* **Written task**
Filter these entries so that only lines with the word "biegła" remain.

[Data entries]
>> BEGIN

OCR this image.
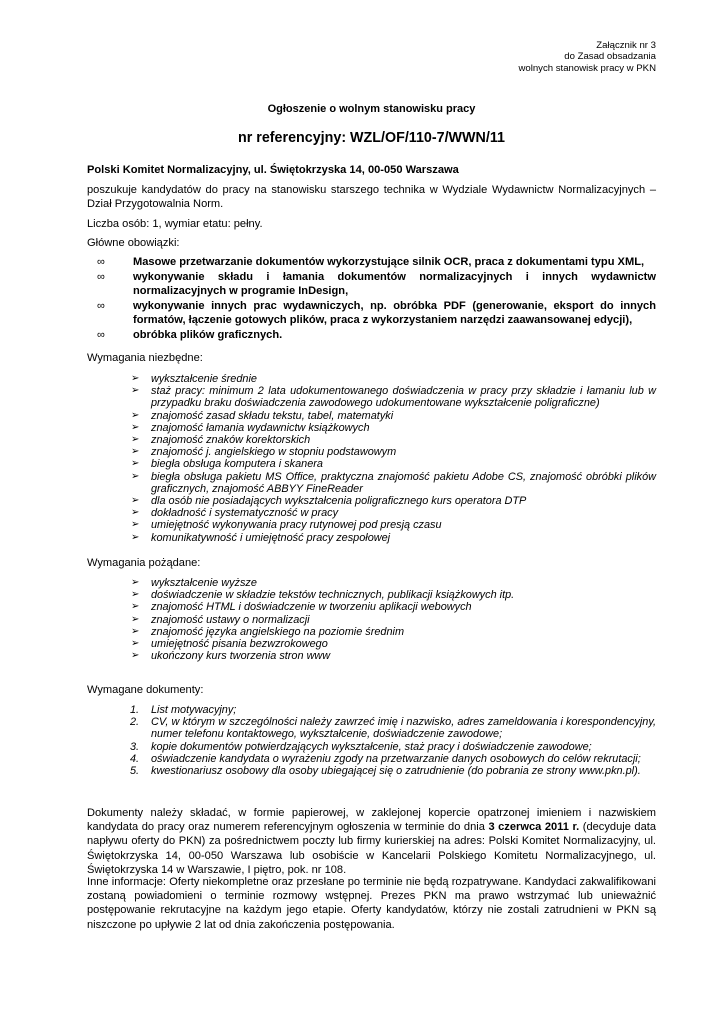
Załącznik nr 3
do Zasad obsadzania
wolnych stanowisk pracy w PKN
Ogłoszenie o wolnym stanowisku pracy
nr referencyjny: WZL/OF/110-7/WWN/11

Polski Komitet Normalizacyjny, ul. Świętokrzyska 14, 00-050 Warszawa

poszukuje kandydatów do pracy na stanowisku starszego technika w Wydziale Wydawnictw Normalizacyjnych – Dział Przygotowalnia Norm.

Liczba osób: 1, wymiar etatu: pełny.

Główne obowiązki:

∞	Masowe przetwarzanie dokumentów wykorzystujące silnik OCR, praca z dokumentami typu XML,
∞	wykonywanie składu i łamania dokumentów normalizacyjnych i innych wydawnictw normalizacyjnych w programie InDesign,
∞	wykonywanie innych prac wydawniczych, np. obróbka PDF (generowanie, eksport do innych formatów, łączenie gotowych plików, praca z wykorzystaniem narzędzi zaawansowanej edycji),
∞	obróbka plików graficznych.

Wymagania niezbędne:

➢ wykształcenie średnie
➢ staż pracy: minimum 2 lata udokumentowanego doświadczenia w pracy przy składzie i łamaniu lub w przypadku braku doświadczenia zawodowego udokumentowane wykształcenie poligraficzne)
➢ znajomość zasad składu tekstu, tabel, matematyki
➢ znajomość łamania wydawnictw książkowych
➢ znajomość znaków korektorskich
➢ znajomość j. angielskiego w stopniu podstawowym
➢ biegła obsługa komputera i skanera
➢ biegła obsługa pakietu MS Office, praktyczna znajomość pakietu Adobe CS, znajomość obróbki plików graficznych, znajomość ABBYY FineReader
➢ dla osób nie posiadających wykształcenia poligraficznego kurs operatora DTP
➢ dokładność i systematyczność w pracy
➢ umiejętność wykonywania pracy rutynowej pod presją czasu
➢ komunikatywność i umiejętność pracy zespołowej

Wymagania pożądane:

➢ wykształcenie wyższe
➢ doświadczenie w składzie tekstów technicznych, publikacji książkowych itp.
➢ znajomość HTML i doświadczenie w tworzeniu aplikacji webowych
➢ znajomość ustawy o normalizacji
➢ znajomość języka angielskiego na poziomie średnim
➢ umiejętność pisania bezwzrokowego
➢ ukończony kurs tworzenia stron www

Wymagane dokumenty:

1. List motywacyjny;
2. CV, w którym w szczególności należy zawrzeć imię i nazwisko, adres zameldowania i korespondencyjny, numer telefonu kontaktowego, wykształcenie, doświadczenie zawodowe;
3. kopie dokumentów potwierdzających wykształcenie, staż pracy i doświadczenie zawodowe;
4. oświadczenie kandydata o wyrażeniu zgody na przetwarzanie danych osobowych do celów rekrutacji;
5. kwestionariusz osobowy dla osoby ubiegającej się o zatrudnienie (do pobrania ze strony www.pkn.pl).

Dokumenty należy składać, w formie papierowej, w zaklejonej kopercie opatrzonej imieniem i nazwiskiem kandydata do pracy oraz numerem referencyjnym ogłoszenia w terminie do dnia 3 czerwca 2011 r. (decyduje data napływu oferty do PKN) za pośrednictwem poczty lub firmy kurierskiej na adres: Polski Komitet Normalizacyjny, ul. Świętokrzyska 14, 00-050 Warszawa lub osobiście w Kancelarii Polskiego Komitetu Normalizacyjnego, ul. Świętokrzyska 14 w Warszawie, I piętro, pok. nr 108.

Inne informacje: Oferty niekompletne oraz przesłane po terminie nie będą rozpatrywane. Kandydaci zakwalifikowani zostaną powiadomieni o terminie rozmowy wstępnej. Prezes PKN ma prawo wstrzymać lub unieważnić postępowanie rekrutacyjne na każdym jego etapie. Oferty kandydatów, którzy nie zostali zatrudnieni w PKN są niszczone po upływie 2 lat od dnia zakończenia postępowania.
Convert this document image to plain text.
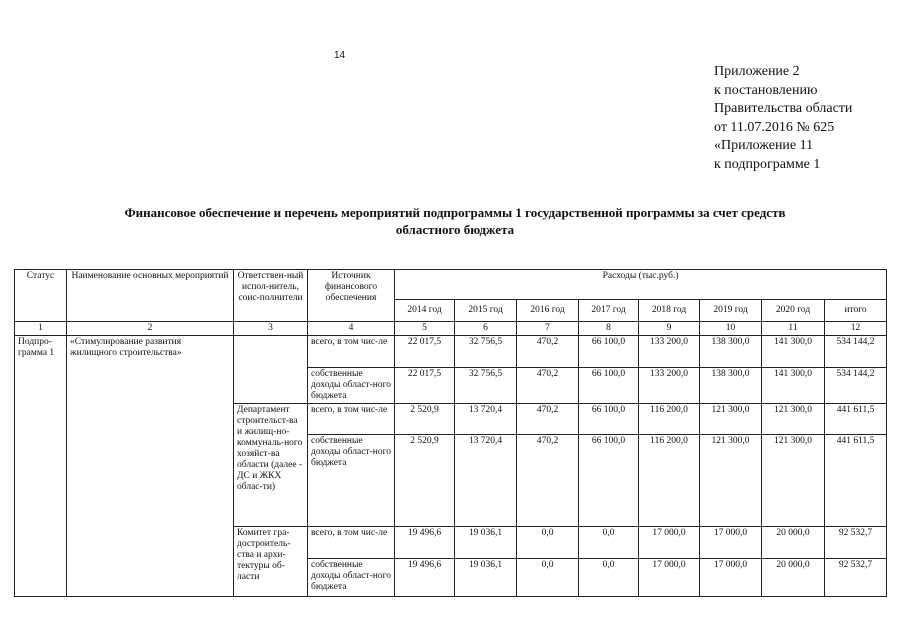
14
Приложение 2
к постановлению
Правительства области
от 11.07.2016 № 625
«Приложение 11
к подпрограмме 1
Финансовое обеспечение и перечень мероприятий подпрограммы 1 государственной программы за счет средств
областного бюджета
Статус	Наименование основных мероприятий	Ответствен-ный испол-нитель, соис-полнители	Источник финансового обеспечения	Расходы (тыс.руб.)							
				2014 год	2015 год	2016 год	2017 год	2018 год	2019 год	2020 год	итого
1	2	3	4	5	6	7	8	9	10	11	12
Подпро-грамма 1	«Стимулирование развития жилищного строительства»		всего, в том чис-ле	22 017,5	32 756,5	470,2	66 100,0	133 200,0	138 300,0	141 300,0	534 144,2
			собственные доходы област-ного бюджета	22 017,5	32 756,5	470,2	66 100,0	133 200,0	138 300,0	141 300,0	534 144,2
		Департамент строительст-ва и жилищ-но-коммуналь-ного хозяйст-ва области (далее - ДС и ЖКХ облас-ти)	всего, в том чис-ле	2 520,9	13 720,4	470,2	66 100,0	116 200,0	121 300,0	121 300,0	441 611,5
			собственные доходы област-ного бюджета	2 520,9	13 720,4	470,2	66 100,0	116 200,0	121 300,0	121 300,0	441 611,5
		Комитет гра-достроитель-ства и архи-тектуры об-ласти	всего, в том чис-ле	19 496,6	19 036,1	0,0	0,0	17 000,0	17 000,0	20 000,0	92 532,7
			собственные доходы област-ного бюджета	19 496,6	19 036,1	0,0	0,0	17 000,0	17 000,0	20 000,0	92 532,7
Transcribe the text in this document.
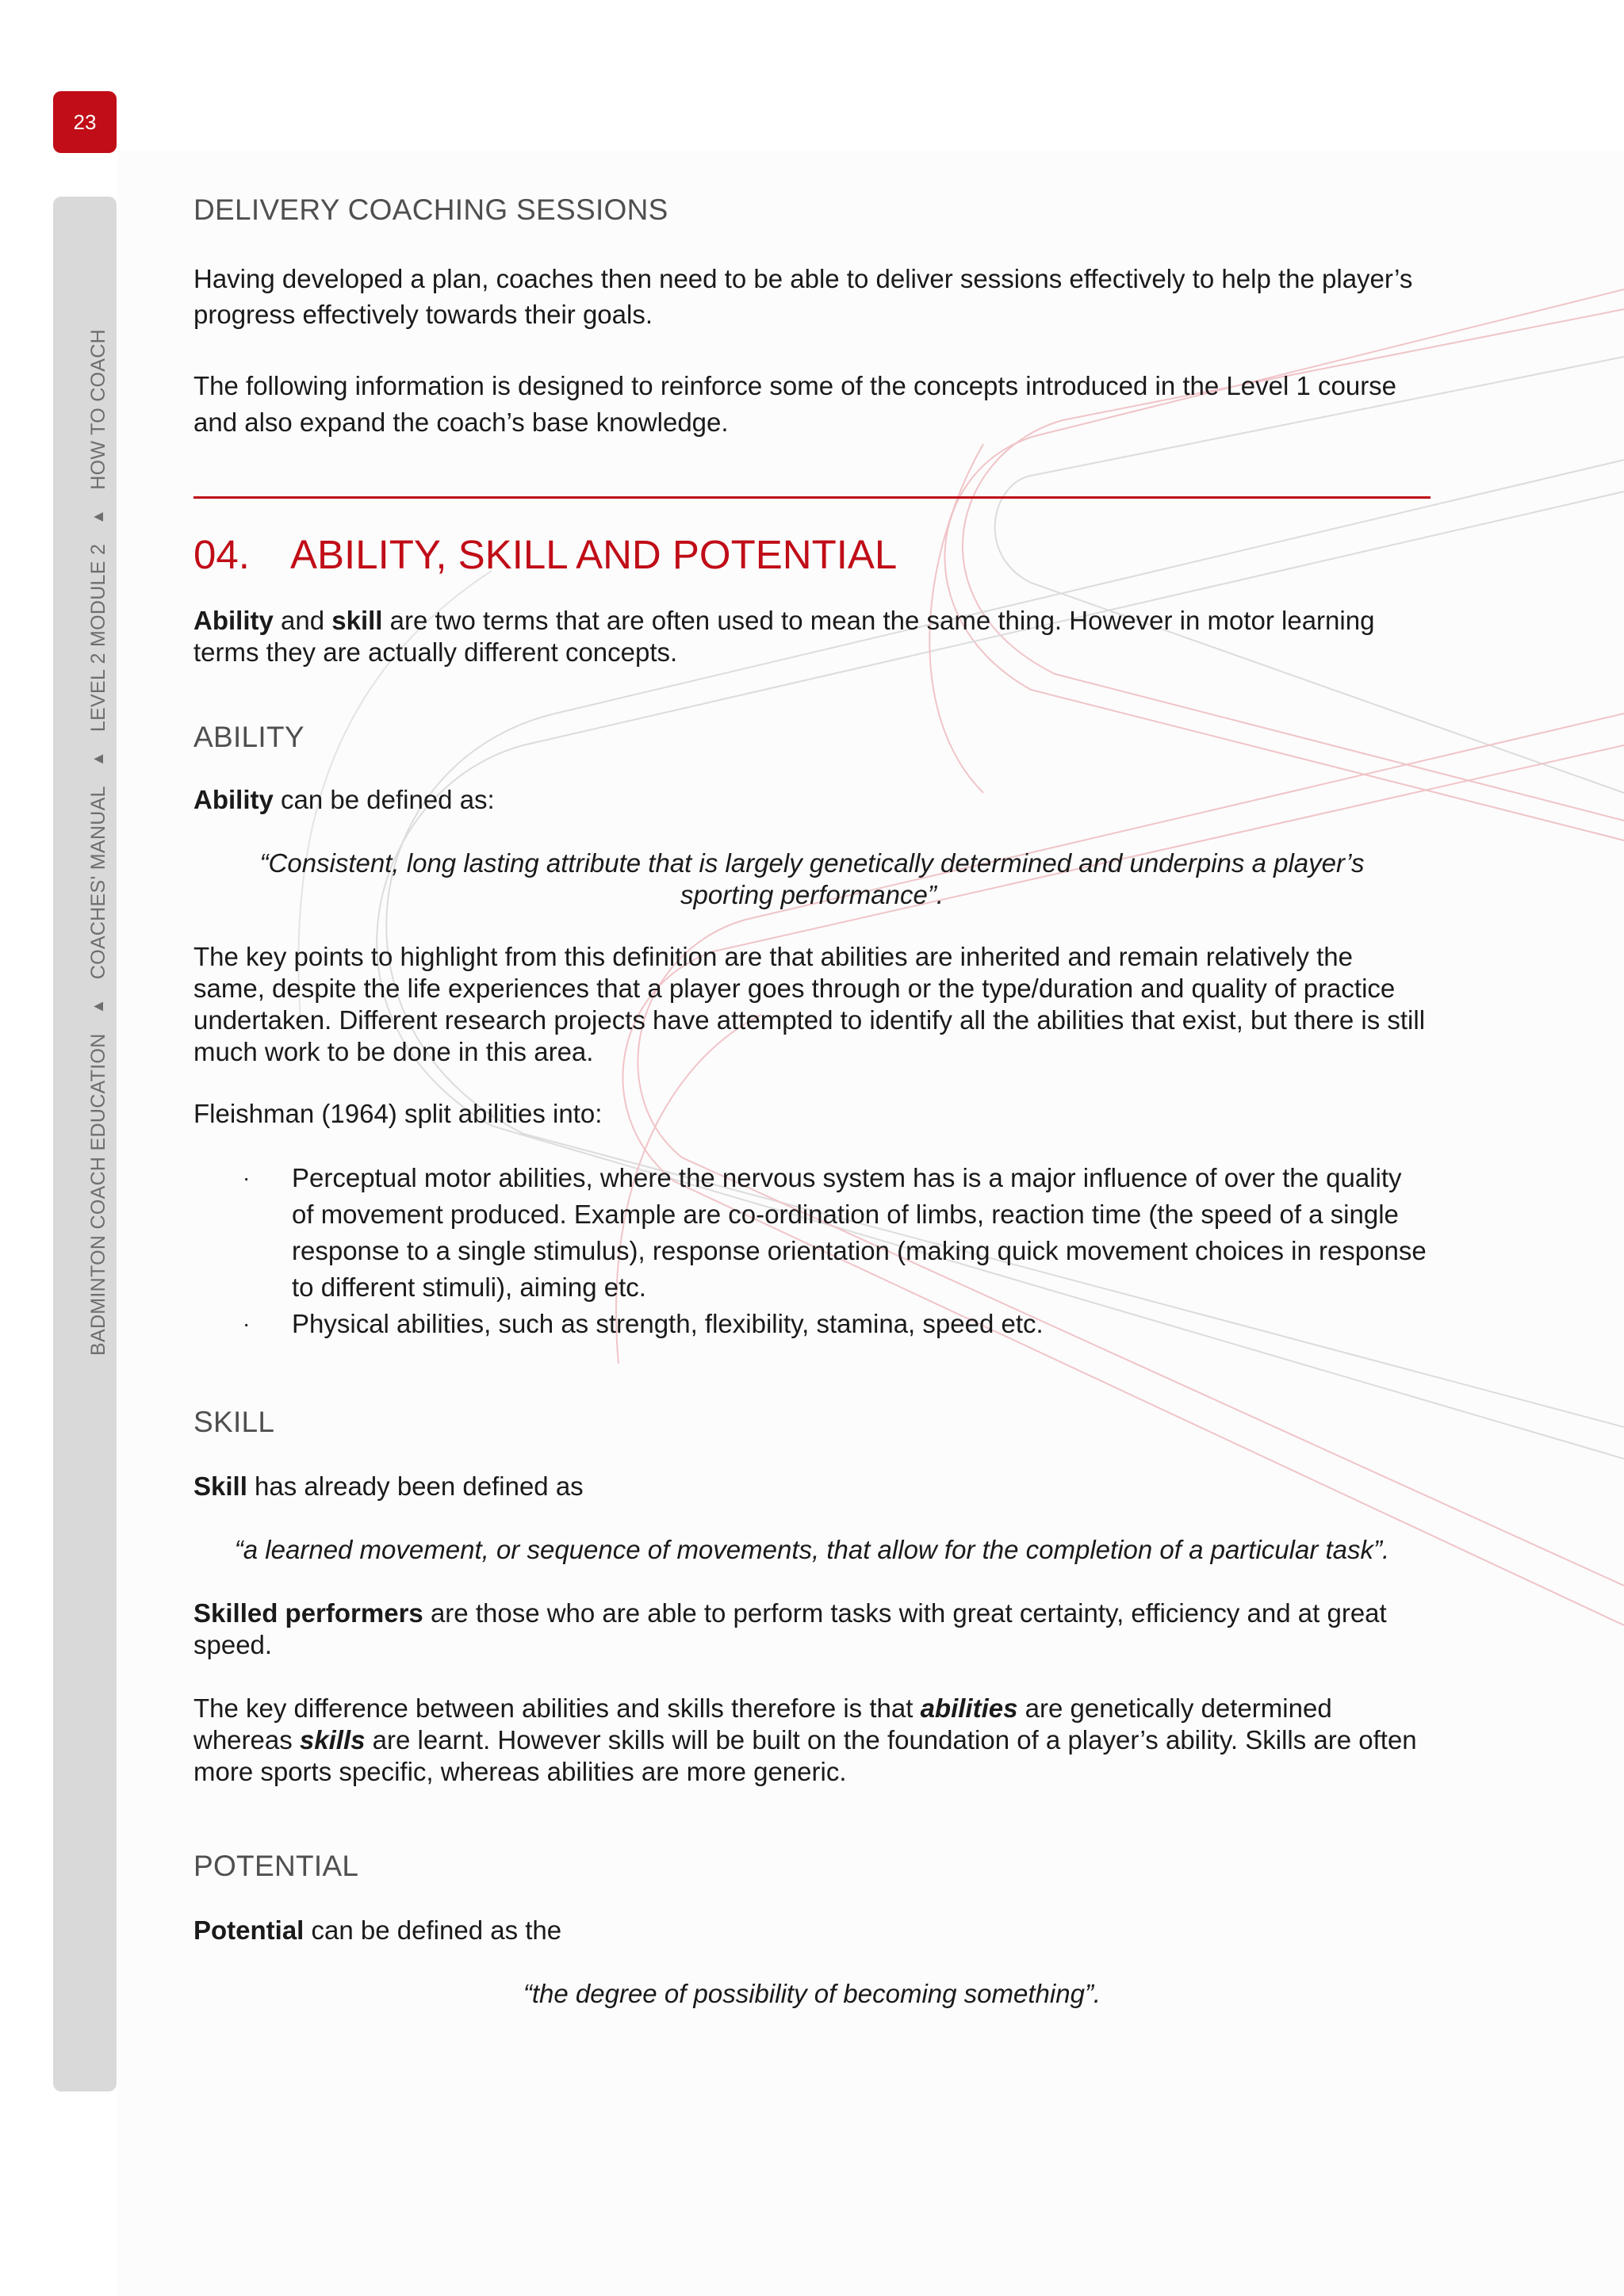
23
BADMINTON COACH EDUCATION
▲
COACHES' MANUAL
▲
LEVEL 2 MODULE 2
▲
HOW TO COACH
DELIVERY COACHING SESSIONS

Having developed a plan, coaches then need to be able to deliver sessions effectively to help the player’s progress effectively towards their goals.

The following information is designed to reinforce some of the concepts introduced in the Level 1 course and also expand the coach’s base knowledge.

04.	ABILITY, SKILL AND POTENTIAL

Ability and skill are two terms that are often used to mean the same thing. However in motor learning terms they are actually different concepts.

ABILITY

Ability can be defined as:

“Consistent, long lasting attribute that is largely genetically determined and underpins a player’s sporting performance”.

The key points to highlight from this definition are that abilities are inherited and remain relatively the same, despite the life experiences that a player goes through or the type/duration and quality of practice undertaken. Different research projects have attempted to identify all the abilities that exist, but there is still much work to be done in this area.

Fleishman (1964) split abilities into:

· Perceptual motor abilities, where the nervous system has is a major influence of over the quality of movement produced. Example are co-ordination of limbs, reaction time (the speed of a single response to a single stimulus), response orientation (making quick movement choices in response to different stimuli), aiming etc.
· Physical abilities, such as strength, flexibility, stamina, speed etc.
SKILL

Skill has already been defined as

“a learned movement, or sequence of movements, that allow for the completion of a particular task”.

Skilled performers are those who are able to perform tasks with great certainty, efficiency and at great speed.

The key difference between abilities and skills therefore is that abilities are genetically determined whereas skills are learnt. However skills will be built on the foundation of a player’s ability. Skills are often more sports specific, whereas abilities are more generic.

POTENTIAL

Potential can be defined as the

“the degree of possibility of becoming something”.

>> END

* **Exercise response**
➢ biegła obsługa komputera i skanera
➢ biegła obsługa pakietu MS Office, praktyczna znajomość pakietu Adobe CS, znajomość obróbki plików graficznych, znajomość ABBYY FineReader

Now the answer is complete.